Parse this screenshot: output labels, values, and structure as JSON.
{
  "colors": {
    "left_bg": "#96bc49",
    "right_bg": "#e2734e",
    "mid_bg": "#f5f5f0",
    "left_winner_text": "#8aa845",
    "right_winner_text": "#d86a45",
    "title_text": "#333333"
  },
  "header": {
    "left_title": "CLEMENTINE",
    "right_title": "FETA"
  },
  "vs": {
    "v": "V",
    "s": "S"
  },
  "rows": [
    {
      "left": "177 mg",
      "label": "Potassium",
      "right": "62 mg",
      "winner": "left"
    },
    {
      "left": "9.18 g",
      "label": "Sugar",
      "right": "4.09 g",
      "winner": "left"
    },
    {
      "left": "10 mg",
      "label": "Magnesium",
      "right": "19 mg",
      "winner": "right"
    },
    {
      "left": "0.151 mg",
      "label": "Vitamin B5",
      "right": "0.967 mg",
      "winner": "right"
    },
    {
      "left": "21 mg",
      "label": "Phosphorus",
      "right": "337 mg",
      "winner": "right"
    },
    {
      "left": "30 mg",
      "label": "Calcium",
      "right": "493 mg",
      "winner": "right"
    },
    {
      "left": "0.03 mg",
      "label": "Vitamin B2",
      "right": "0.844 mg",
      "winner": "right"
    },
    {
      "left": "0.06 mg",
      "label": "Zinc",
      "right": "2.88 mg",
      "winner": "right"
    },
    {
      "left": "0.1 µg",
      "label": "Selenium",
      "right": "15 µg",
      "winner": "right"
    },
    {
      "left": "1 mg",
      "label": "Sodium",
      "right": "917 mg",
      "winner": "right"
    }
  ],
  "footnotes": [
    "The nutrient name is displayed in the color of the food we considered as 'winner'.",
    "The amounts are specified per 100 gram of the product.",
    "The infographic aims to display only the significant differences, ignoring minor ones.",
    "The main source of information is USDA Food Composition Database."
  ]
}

**PROMPT**
Each line above must be reproduced exactly as it stands.

**FINISHED EXERCISE**
Parse this screenshot: output labels, values, and structure as JSON.
{
  "colors": {
    "left_bg": "#96bc49",
    "right_bg": "#e2734e",
    "mid_bg": "#f5f5f0",
    "left_winner_text": "#8aa845",
    "right_winner_text": "#d86a45",
    "title_text": "#333333"
  },
  "header": {
    "left_title": "CLEMENTINE",
    "right_title": "FETA"
  },
  "vs": {
    "v": "V",
    "s": "S"
  },
  "rows": [
    {
      "left": "177 mg",
      "label": "Potassium",
      "right": "62 mg",
      "winner": "left"
    },
    {
      "left": "9.18 g",
      "label": "Sugar",
      "right": "4.09 g",
      "winner": "left"
    },
    {
      "left": "10 mg",
      "label": "Magnesium",
      "right": "19 mg",
      "winner": "right"
    },
    {
      "left": "0.151 mg",
      "label": "Vitamin B5",
      "right": "0.967 mg",
      "winner": "right"
    },
    {
      "left": "21 mg",
      "label": "Phosphorus",
      "right": "337 mg",
      "winner": "right"
    },
    {
      "left": "30 mg",
      "label": "Calcium",
      "right": "493 mg",
      "winner": "right"
    },
    {
      "left": "0.03 mg",
      "label": "Vitamin B2",
      "right": "0.844 mg",
      "winner": "right"
    },
    {
      "left": "0.06 mg",
      "label": "Zinc",
      "right": "2.88 mg",
      "winner": "right"
    },
    {
      "left": "0.1 µg",
      "label": "Selenium",
      "right": "15 µg",
      "winner": "right"
    },
    {
      "left": "1 mg",
      "label": "Sodium",
      "right": "917 mg",
      "winner": "right"
    }
  ],
  "footnotes": [
    "The nutrient name is displayed in the color of the food we considered as 'winner'.",
    "The amounts are specified per 100 gram of the product.",
    "The infographic aims to display only the significant differences, ignoring minor ones.",
    "The main source of information is USDA Food Composition Database."
  ]
}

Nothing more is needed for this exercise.